- [Passage]
★ ★ ★ ★

Friday, January 12, 2007

Growing Episcopal Schism

Last week, our Church held an "All Hands" meeting on the topic of the Anglican/Episcopal schism and the issues of gays in the Church. This meeting did nothing more than to stir up a lot of emotion and set people into camps (thus deepening the schismatic tendencies!). Frankly, I would think the Church would be healthier still if such meetings were never arranged, and people instead focused their energy on their worship.

Our Church is not alone in dealing with this issue. A prominent Falls Church congregation, led by Rev. John Yates, has made national news by leaving the Episcopal Church and seeking allegiance with a conservative African diocese.

Three excellent letters to the Washington Post editor recently addressed this topic, and I will share them here:

The dubious reasoning and out-right rationalization by the Rev. John Yates and Os Guinness in their Jan. 8 op-ed, "Why We Left the Episcopal Church," is as disappointing as it is ironic.

★ ★ ★ ★

- [Extracted information]
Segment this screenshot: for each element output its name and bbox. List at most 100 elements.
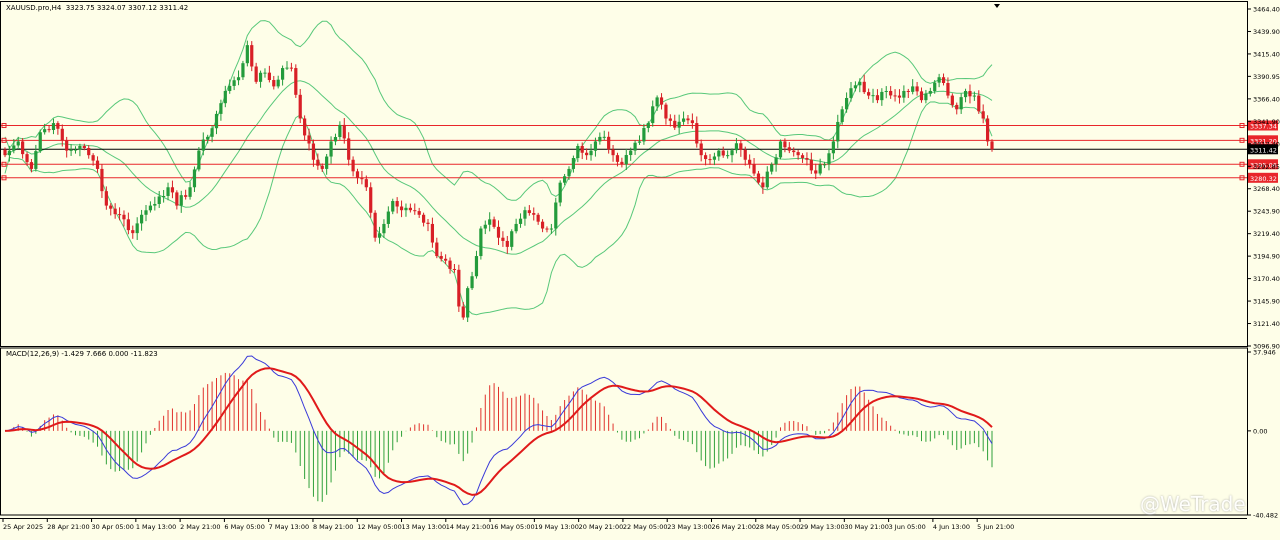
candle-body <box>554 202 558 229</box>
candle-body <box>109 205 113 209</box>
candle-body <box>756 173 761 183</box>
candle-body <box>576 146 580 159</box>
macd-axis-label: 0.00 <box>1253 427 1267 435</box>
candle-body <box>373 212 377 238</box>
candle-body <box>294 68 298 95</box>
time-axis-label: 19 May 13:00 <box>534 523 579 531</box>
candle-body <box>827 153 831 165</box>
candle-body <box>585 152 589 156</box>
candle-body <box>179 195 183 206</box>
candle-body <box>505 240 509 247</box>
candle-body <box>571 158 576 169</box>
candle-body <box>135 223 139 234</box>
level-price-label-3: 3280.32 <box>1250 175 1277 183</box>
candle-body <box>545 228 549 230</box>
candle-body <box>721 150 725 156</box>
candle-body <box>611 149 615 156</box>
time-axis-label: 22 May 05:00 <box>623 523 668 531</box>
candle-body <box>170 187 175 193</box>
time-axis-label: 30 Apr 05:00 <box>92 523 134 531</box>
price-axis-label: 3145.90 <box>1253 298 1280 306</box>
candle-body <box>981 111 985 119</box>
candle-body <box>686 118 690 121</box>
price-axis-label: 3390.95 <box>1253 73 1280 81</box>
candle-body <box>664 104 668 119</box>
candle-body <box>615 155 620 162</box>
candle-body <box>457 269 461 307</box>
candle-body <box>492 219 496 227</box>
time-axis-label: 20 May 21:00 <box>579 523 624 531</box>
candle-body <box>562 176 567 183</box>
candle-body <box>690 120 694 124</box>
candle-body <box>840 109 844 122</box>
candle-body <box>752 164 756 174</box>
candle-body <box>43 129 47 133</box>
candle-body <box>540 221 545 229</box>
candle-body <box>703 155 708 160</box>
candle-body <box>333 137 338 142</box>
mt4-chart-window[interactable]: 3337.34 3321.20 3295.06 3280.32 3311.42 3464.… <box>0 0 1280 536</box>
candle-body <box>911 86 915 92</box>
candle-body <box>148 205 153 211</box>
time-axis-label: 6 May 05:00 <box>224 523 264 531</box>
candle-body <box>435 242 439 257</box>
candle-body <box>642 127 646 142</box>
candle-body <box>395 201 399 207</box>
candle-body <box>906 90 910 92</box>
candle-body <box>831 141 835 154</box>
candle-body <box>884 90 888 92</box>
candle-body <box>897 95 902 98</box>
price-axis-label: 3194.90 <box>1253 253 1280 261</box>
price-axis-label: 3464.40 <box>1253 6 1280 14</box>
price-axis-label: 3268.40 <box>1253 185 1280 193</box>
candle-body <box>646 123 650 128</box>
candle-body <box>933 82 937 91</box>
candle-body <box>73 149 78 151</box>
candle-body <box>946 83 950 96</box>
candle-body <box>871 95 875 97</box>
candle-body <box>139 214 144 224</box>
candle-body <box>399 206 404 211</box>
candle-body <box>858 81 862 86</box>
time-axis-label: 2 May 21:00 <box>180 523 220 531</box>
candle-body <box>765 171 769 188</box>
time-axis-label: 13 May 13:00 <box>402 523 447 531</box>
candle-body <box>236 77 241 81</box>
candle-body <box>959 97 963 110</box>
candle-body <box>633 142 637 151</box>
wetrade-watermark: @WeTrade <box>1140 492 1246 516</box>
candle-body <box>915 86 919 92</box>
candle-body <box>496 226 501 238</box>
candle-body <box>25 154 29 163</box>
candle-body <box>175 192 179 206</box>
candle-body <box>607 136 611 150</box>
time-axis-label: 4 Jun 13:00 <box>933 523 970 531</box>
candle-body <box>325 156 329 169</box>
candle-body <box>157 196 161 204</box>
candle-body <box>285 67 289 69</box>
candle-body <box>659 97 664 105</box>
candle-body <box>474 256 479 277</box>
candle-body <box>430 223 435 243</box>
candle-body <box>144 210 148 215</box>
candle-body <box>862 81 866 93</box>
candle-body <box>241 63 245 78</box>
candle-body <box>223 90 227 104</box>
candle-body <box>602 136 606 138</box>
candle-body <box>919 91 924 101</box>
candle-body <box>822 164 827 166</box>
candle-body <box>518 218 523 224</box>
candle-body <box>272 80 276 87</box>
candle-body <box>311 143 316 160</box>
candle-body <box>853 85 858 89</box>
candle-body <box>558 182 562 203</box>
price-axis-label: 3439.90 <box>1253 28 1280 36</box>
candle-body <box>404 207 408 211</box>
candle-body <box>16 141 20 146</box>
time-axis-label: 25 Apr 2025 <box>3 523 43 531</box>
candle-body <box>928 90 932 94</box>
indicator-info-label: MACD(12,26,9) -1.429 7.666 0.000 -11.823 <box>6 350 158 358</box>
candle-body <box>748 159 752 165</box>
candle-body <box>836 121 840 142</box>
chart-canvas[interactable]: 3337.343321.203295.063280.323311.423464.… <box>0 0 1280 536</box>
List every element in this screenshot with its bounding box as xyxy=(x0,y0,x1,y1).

★ ★ ★ ★

- [Written problem A] Translate this sentence from the blog post into Spanish: "Our Church is not alone in dealing with this issue."
- [Written problem B] Please mark each statement yes or no according to the blog post, quoting the words that decide it. (i) The "All Hands" meeting took place last week. (ii) The Falls Church congregation sought allegiance with a conservative European diocese. (iii) The author shares two letters to the Washington Post editor.
- [Written problem C] In the blog post, what was the title of the Jan. 8 op-ed by the Rev. John Yates and Os Guinness?
Answer from the blog post alone, not from the entries.

- [Right answer A] Nuestra Iglesia no es la única que enfrenta este problema.

- [Right answer B]
(i) Yes: "Last week, our Church held an "All Hands" meeting"
(ii) No: "seeking allegiance with a conservative African diocese"
(iii) No: "Three excellent letters to the Washington Post editor"

- [Right answer C] "Why We Left the Episcopal Church"